--- BEGIN Material for the task ---

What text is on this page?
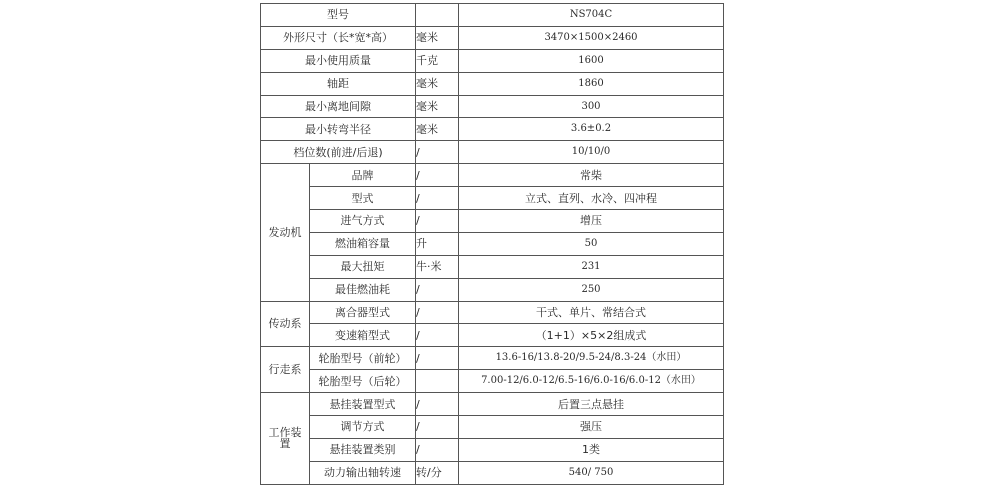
型号			NS704C
外形尺寸（长*宽*高）		毫米	3470×1500×2460
最小使用质量		千克	1600
轴距		毫米	1860
最小离地间隙		毫米	300
最小转弯半径		毫米	3.6±0.2
档位数(前进/后退)		/	10/10/0
发动机	品牌	/	常柴
	型式	/	立式、直列、水冷、四冲程
	进气方式	/	增压
	燃油箱容量	升	50
	最大扭矩	牛·米	231
	最佳燃油耗	/	250
传动系	离合器型式	/	干式、单片、常结合式
	变速箱型式	/	（1+1）×5×2组成式
行走系	轮胎型号（前轮）	/	13.6-16/13.8-20/9.5-24/8.3-24（水田）
	轮胎型号（后轮）		7.00-12/6.0-12/6.5-16/6.0-16/6.0-12（水田）
工作装置	悬挂装置型式	/	后置三点悬挂
	调节方式	/	强压
	悬挂装置类别	/	1类
	动力输出轴转速	转/分	540/ 750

--- END Material for the task ---

Direction: Copy each line of the records precisely and drop any images they hold.

Full solution:
What text is on this page?
型号			NS704C
外形尺寸（长*宽*高）		毫米	3470×1500×2460
最小使用质量		千克	1600
轴距		毫米	1860
最小离地间隙		毫米	300
最小转弯半径		毫米	3.6±0.2
档位数(前进/后退)		/	10/10/0
发动机	品牌	/	常柴
	型式	/	立式、直列、水冷、四冲程
	进气方式	/	增压
	燃油箱容量	升	50
	最大扭矩	牛·米	231
	最佳燃油耗	/	250
传动系	离合器型式	/	干式、单片、常结合式
	变速箱型式	/	（1+1）×5×2组成式
行走系	轮胎型号（前轮）	/	13.6-16/13.8-20/9.5-24/8.3-24（水田）
	轮胎型号（后轮）		7.00-12/6.0-12/6.5-16/6.0-16/6.0-12（水田）
工作装置	悬挂装置型式	/	后置三点悬挂
	调节方式	/	强压
	悬挂装置类别	/	1类
	动力输出轴转速	转/分	540/ 750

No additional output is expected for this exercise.